__The data__
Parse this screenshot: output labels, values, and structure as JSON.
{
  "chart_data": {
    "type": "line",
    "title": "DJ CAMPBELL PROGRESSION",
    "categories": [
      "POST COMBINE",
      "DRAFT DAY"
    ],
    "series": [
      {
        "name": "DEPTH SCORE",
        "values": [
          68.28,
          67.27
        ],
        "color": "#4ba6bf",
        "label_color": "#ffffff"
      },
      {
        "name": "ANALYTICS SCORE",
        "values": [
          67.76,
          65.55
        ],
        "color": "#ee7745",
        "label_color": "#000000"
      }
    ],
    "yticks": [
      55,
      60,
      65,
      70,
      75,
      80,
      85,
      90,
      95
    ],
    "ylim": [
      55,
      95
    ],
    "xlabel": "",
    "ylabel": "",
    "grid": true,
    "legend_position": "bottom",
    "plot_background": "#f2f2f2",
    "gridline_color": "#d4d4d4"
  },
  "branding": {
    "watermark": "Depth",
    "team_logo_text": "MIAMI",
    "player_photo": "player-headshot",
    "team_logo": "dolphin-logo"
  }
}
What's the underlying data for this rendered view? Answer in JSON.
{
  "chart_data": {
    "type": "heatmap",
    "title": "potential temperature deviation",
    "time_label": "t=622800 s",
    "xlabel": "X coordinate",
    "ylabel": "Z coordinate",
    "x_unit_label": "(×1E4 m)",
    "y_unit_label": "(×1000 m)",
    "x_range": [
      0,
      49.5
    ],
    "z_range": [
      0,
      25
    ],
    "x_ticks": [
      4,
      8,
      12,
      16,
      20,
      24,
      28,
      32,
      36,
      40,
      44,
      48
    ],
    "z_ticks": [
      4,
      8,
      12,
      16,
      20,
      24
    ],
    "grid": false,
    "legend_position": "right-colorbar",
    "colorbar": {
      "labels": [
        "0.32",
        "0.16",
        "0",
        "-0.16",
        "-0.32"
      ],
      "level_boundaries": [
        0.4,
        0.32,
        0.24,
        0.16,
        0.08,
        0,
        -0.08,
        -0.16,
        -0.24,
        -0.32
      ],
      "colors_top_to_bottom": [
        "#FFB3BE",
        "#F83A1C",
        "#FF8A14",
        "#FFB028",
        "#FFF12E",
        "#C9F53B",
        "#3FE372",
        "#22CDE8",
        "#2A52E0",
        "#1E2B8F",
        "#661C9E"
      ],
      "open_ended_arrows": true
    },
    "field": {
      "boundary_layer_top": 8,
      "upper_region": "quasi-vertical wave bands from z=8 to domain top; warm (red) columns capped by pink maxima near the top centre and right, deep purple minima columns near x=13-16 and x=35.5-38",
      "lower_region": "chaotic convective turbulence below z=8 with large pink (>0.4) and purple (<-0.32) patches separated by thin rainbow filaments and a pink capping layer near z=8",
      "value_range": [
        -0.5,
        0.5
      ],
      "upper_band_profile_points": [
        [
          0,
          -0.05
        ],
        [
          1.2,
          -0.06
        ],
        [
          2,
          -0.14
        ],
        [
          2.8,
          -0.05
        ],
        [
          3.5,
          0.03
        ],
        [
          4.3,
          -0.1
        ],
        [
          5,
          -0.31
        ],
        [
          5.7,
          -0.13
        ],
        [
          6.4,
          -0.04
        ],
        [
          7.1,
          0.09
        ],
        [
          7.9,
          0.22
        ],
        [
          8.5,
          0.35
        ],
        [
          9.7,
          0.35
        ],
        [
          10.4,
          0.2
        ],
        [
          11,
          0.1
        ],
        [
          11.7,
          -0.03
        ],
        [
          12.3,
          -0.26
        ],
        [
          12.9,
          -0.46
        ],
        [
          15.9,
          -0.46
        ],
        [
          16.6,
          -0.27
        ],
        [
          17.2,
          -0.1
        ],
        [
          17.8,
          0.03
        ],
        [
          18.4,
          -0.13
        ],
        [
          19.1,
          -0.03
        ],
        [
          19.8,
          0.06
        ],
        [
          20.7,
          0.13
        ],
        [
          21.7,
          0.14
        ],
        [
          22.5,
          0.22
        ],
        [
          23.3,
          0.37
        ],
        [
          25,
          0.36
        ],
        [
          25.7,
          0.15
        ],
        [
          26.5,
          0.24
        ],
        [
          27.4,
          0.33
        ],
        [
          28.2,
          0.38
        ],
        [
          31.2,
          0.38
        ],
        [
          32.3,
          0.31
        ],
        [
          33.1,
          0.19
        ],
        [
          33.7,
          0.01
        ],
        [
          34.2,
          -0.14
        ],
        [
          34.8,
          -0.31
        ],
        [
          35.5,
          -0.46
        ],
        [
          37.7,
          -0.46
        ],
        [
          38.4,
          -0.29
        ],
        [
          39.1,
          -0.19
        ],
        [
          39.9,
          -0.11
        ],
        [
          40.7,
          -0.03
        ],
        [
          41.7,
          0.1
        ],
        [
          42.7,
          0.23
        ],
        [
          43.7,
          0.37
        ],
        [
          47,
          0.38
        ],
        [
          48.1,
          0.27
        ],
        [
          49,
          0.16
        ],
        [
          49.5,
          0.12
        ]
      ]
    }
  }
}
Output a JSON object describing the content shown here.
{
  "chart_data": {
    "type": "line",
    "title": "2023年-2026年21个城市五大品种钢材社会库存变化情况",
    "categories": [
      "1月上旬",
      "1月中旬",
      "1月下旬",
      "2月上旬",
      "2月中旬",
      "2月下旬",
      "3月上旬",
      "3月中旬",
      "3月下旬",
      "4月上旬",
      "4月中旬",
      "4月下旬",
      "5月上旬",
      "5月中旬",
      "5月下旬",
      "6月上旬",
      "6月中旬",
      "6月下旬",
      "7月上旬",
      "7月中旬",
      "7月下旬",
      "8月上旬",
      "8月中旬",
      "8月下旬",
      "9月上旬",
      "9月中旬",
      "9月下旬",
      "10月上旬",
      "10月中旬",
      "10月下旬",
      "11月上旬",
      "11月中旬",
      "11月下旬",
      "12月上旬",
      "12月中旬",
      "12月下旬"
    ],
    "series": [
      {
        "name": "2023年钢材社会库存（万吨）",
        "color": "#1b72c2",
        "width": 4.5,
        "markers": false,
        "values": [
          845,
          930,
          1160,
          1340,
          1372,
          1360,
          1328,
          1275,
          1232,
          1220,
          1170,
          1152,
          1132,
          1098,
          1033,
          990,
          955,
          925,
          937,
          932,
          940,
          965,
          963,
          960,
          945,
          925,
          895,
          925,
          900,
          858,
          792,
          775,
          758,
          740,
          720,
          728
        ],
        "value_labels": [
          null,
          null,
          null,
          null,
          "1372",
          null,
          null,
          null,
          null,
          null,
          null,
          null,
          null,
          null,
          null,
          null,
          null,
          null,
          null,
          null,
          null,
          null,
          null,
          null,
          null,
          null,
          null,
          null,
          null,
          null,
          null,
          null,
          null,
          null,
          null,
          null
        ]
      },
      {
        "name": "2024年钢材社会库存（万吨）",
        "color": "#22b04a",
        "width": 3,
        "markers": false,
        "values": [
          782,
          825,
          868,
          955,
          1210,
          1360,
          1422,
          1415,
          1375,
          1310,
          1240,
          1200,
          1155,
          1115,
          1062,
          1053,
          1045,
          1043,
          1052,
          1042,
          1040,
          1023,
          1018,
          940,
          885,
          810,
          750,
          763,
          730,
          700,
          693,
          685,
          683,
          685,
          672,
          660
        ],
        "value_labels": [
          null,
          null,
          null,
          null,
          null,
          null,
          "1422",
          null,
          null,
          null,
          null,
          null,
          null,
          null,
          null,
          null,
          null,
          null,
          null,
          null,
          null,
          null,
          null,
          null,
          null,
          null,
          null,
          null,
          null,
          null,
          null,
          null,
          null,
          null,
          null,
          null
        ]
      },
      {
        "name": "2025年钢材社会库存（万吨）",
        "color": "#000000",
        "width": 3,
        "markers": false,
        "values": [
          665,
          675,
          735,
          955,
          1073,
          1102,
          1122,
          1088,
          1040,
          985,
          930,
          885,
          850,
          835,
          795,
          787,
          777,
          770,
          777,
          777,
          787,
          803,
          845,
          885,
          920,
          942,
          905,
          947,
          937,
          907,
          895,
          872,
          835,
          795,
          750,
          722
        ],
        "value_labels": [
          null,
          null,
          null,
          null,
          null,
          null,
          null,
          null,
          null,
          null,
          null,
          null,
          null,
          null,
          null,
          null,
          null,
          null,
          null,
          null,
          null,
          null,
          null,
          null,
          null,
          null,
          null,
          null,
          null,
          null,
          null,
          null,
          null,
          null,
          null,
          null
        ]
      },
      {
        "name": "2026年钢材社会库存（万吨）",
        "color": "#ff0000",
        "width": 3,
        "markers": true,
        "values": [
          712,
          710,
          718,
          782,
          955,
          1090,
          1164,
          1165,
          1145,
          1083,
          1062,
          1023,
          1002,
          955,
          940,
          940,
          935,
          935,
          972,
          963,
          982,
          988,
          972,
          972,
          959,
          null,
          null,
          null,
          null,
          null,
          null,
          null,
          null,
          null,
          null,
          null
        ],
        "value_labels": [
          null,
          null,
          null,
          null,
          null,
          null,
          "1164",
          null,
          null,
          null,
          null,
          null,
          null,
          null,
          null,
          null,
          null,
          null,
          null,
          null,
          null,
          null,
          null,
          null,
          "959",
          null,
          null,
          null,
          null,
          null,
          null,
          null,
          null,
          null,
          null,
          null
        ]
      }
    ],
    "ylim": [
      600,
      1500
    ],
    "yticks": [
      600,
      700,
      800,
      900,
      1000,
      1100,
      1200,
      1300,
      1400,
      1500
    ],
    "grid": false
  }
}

__What you are asked to do__
Pick out lines containing the word "this", each one as written.

__Solved problem__
Parse this screenshot: output labels, values, and structure as JSON.
What's the underlying data for this rendered view? Answer in JSON.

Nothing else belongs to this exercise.